● **To do**
Copy nothing before the line that contains "Convert this chart to structured JSON data."; from there, transcribe each line exactly through the end of the material, omitting pictures.

● **Entries**
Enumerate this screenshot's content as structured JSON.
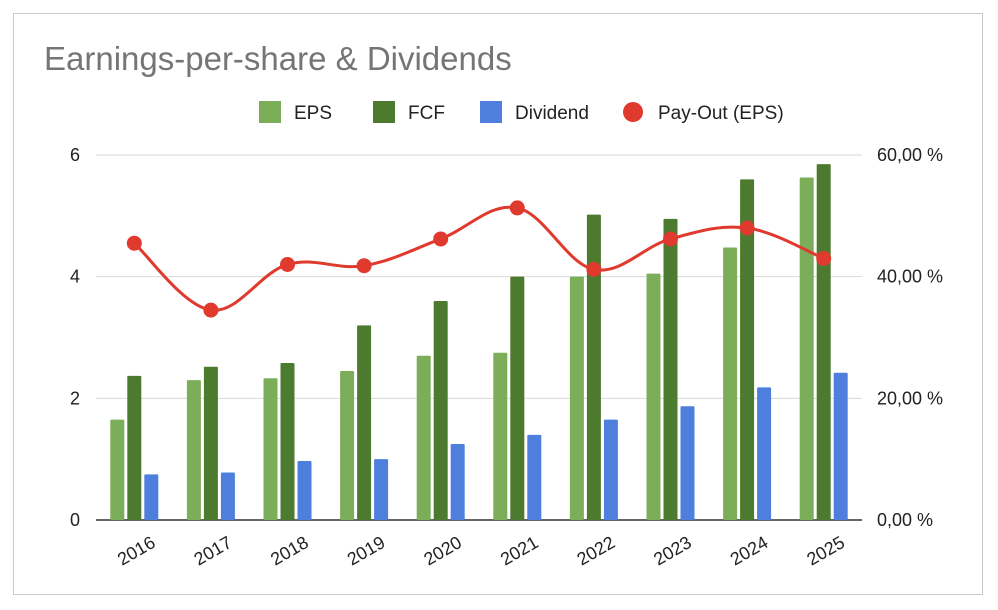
{
  "chart_data": {
    "type": "bar",
    "title": "Earnings-per-share & Dividends",
    "categories": [
      "2016",
      "2017",
      "2018",
      "2019",
      "2020",
      "2021",
      "2022",
      "2023",
      "2024",
      "2025"
    ],
    "series": [
      {
        "name": "EPS",
        "type": "bar",
        "axis": "left",
        "color": "#7cae5a",
        "values": [
          1.65,
          2.3,
          2.33,
          2.45,
          2.7,
          2.75,
          4.0,
          4.05,
          4.48,
          5.63
        ]
      },
      {
        "name": "FCF",
        "type": "bar",
        "axis": "left",
        "color": "#4c7a2e",
        "values": [
          2.37,
          2.52,
          2.58,
          3.2,
          3.6,
          4.0,
          5.02,
          4.95,
          5.6,
          5.85
        ]
      },
      {
        "name": "Dividend",
        "type": "bar",
        "axis": "left",
        "color": "#4f7fdc",
        "values": [
          0.75,
          0.78,
          0.97,
          1.0,
          1.25,
          1.4,
          1.65,
          1.87,
          2.18,
          2.42
        ]
      },
      {
        "name": "Pay-Out (EPS)",
        "type": "line",
        "axis": "right",
        "color": "#e03a2e",
        "values": [
          45.5,
          34.5,
          42.0,
          41.8,
          46.2,
          51.3,
          41.2,
          46.2,
          48.0,
          43.0
        ]
      }
    ],
    "ylim": [
      0,
      6
    ],
    "yticks": [
      "0",
      "2",
      "4",
      "6"
    ],
    "y2lim": [
      0,
      60
    ],
    "y2ticks": [
      "0,00 %",
      "20,00 %",
      "40,00 %",
      "60,00 %"
    ],
    "legend_position": "top",
    "grid": true
  }
}
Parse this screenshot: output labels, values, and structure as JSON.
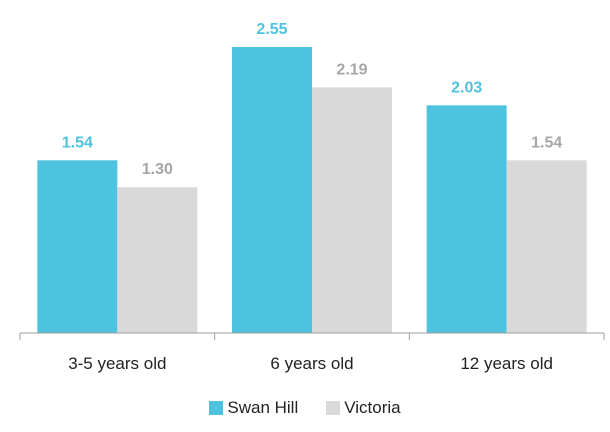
{
  "chart_data": {
    "type": "bar",
    "categories": [
      "3-5 years old",
      "6 years old",
      "12 years old"
    ],
    "series": [
      {
        "name": "Swan Hill",
        "values": [
          1.54,
          2.55,
          2.03
        ],
        "color": "#4ec3e0",
        "label_color": "#4ec3e0"
      },
      {
        "name": "Victoria",
        "values": [
          1.3,
          2.19,
          1.54
        ],
        "color": "#d9d9d9",
        "label_color": "#a6a6a6"
      }
    ],
    "value_labels": [
      [
        "1.54",
        "2.55",
        "2.03"
      ],
      [
        "1.30",
        "2.19",
        "1.54"
      ]
    ],
    "ylim": [
      0,
      2.55
    ],
    "grid": false,
    "legend_position": "bottom",
    "title": "",
    "xlabel": "",
    "ylabel": ""
  }
}
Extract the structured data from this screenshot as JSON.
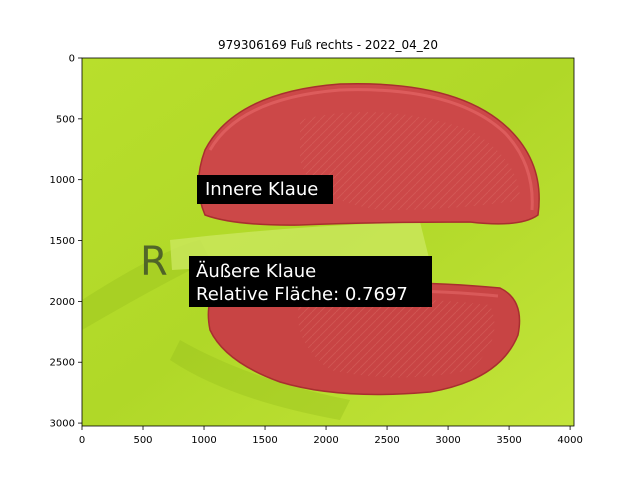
{
  "figure": {
    "title": "979306169 Fuß rechts - 2022_04_20",
    "x_ticks": [
      "0",
      "500",
      "1000",
      "1500",
      "2000",
      "2500",
      "3000",
      "3500",
      "4000"
    ],
    "y_ticks": [
      "0",
      "500",
      "1000",
      "1500",
      "2000",
      "2500",
      "3000"
    ],
    "x_tick_values": [
      0,
      500,
      1000,
      1500,
      2000,
      2500,
      3000,
      3500,
      4000
    ],
    "y_tick_values": [
      0,
      500,
      1000,
      1500,
      2000,
      2500,
      3000
    ],
    "x_range": [
      0,
      4032
    ],
    "y_range": [
      3024,
      0
    ],
    "annotations": {
      "inner": "Innere Klaue",
      "outer_line1": "Äußere Klaue",
      "outer_line2": "Relative Fläche: 0.7697"
    },
    "colors": {
      "background": "#b5dc2a",
      "inner_claw": "#cc4848",
      "outer_claw": "#c84444",
      "label_bg": "#000000",
      "label_text": "#ffffff"
    }
  }
}
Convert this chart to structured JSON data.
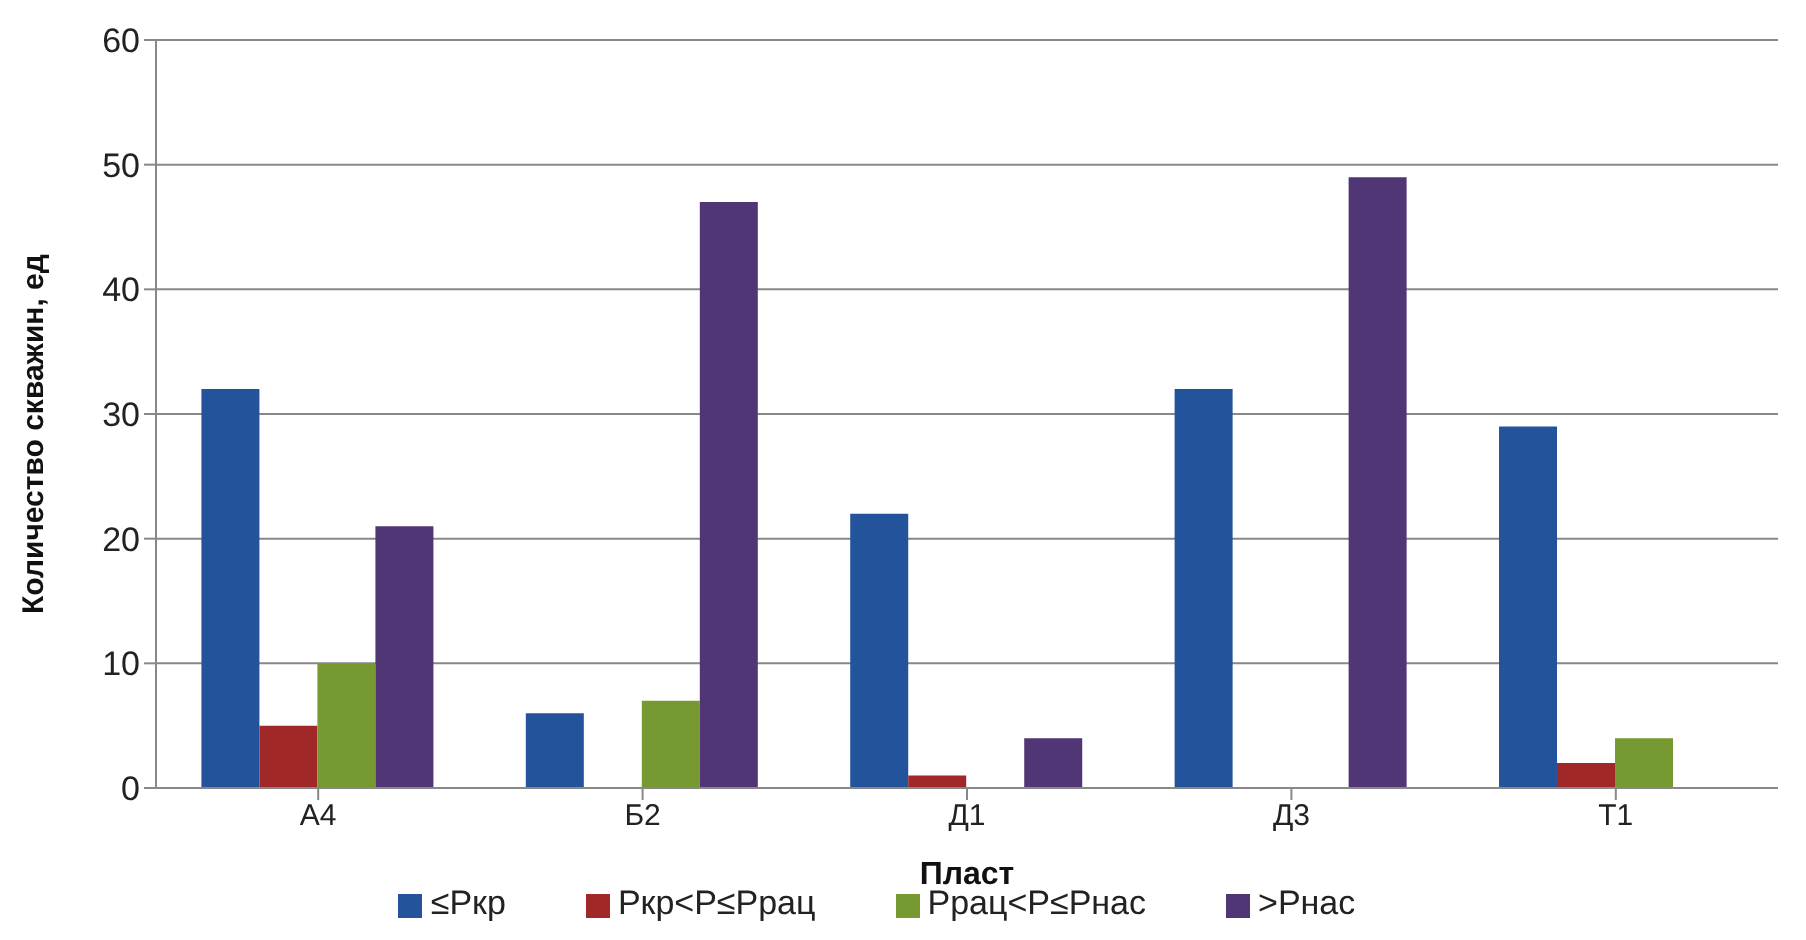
{
  "chart_data": {
    "type": "bar",
    "xlabel": "Пласт",
    "ylabel": "Количество скважин, ед",
    "categories": [
      "А4",
      "Б2",
      "Д1",
      "Д3",
      "Т1"
    ],
    "series": [
      {
        "name": "≤Pкр",
        "color": "#23539b",
        "values": [
          32,
          6,
          22,
          32,
          29
        ]
      },
      {
        "name": "Pкр<P≤Pрац",
        "color": "#a12828",
        "values": [
          5,
          0,
          1,
          0,
          2
        ]
      },
      {
        "name": "Pрац<P≤Pнас",
        "color": "#769a31",
        "values": [
          10,
          7,
          0,
          0,
          4
        ]
      },
      {
        "name": ">Pнас",
        "color": "#513675",
        "values": [
          21,
          47,
          4,
          49,
          0
        ]
      }
    ],
    "ylim": [
      0,
      60
    ],
    "yticks": [
      0,
      10,
      20,
      30,
      40,
      50,
      60
    ],
    "grid": "y",
    "legend": "bottom"
  }
}
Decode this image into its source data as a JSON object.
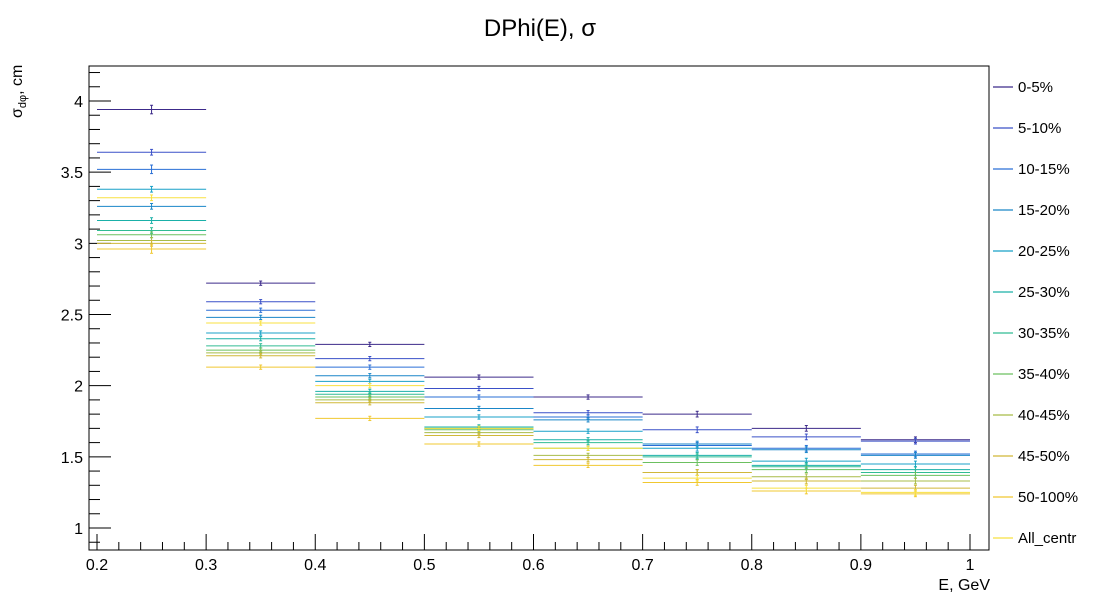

● **Worked answer**
Convert this chart to structured JSON data.
{
  "chart_data": {
    "type": "bar",
    "xlabel": "Пласт",
    "ylabel": "Количество скважин, ед",
    "categories": [
      "А4",
      "Б2",
      "Д1",
      "Д3",
      "Т1"
    ],
    "series": [
      {
        "name": "≤Pкр",
        "color": "#23539b",
        "values": [
          32,
          6,
          22,
          32,
          29
        ]
      },
      {
        "name": "Pкр<P≤Pрац",
        "color": "#a12828",
        "values": [
          5,
          0,
          1,
          0,
          2
        ]
      },
      {
        "name": "Pрац<P≤Pнас",
        "color": "#769a31",
        "values": [
          10,
          7,
          0,
          0,
          4
        ]
      },
      {
        "name": ">Pнас",
        "color": "#513675",
        "values": [
          21,
          47,
          4,
          49,
          0
        ]
      }
    ],
    "ylim": [
      0,
      60
    ],
    "yticks": [
      0,
      10,
      20,
      30,
      40,
      50,
      60
    ],
    "grid": "y",
    "legend": "bottom"
  }
}
Decode this image into its source data as a JSON object.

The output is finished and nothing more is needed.